**CHALLENGE:**
Every line with the word "message" in it should be extracted from the data that follows.

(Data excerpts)
* * * *

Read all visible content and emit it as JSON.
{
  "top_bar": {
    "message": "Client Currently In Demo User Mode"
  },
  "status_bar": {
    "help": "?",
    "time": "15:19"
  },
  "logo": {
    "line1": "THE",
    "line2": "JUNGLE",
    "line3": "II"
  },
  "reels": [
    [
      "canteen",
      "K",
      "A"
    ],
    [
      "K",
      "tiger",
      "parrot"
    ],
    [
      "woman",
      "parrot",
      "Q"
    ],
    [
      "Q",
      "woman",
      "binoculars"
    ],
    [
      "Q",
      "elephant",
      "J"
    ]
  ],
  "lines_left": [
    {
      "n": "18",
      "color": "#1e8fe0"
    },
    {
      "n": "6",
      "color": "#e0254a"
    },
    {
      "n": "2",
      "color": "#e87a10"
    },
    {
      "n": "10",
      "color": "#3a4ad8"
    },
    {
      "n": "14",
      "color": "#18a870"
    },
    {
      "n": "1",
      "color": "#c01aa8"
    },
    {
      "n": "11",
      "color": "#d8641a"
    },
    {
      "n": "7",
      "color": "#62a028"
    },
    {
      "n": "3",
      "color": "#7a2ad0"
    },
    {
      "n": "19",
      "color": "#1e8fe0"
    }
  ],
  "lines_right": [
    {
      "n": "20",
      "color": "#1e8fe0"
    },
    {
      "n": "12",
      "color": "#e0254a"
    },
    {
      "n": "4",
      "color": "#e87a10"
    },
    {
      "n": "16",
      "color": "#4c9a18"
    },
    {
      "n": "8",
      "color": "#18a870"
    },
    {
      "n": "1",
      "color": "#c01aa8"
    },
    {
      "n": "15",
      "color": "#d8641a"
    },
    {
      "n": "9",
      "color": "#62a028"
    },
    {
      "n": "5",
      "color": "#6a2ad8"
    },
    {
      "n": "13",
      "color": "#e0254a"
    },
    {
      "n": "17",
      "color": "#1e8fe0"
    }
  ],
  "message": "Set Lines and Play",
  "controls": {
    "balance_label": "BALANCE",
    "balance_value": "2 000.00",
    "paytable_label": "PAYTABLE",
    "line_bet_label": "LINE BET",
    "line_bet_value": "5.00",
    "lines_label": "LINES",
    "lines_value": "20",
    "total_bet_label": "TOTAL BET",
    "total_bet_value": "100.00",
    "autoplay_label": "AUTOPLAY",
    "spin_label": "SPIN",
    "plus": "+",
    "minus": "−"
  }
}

* * * *

**TASK SOLUTION:**
    "message": "Client Currently In Demo User Mode"
  "message": "Set Lines and Play",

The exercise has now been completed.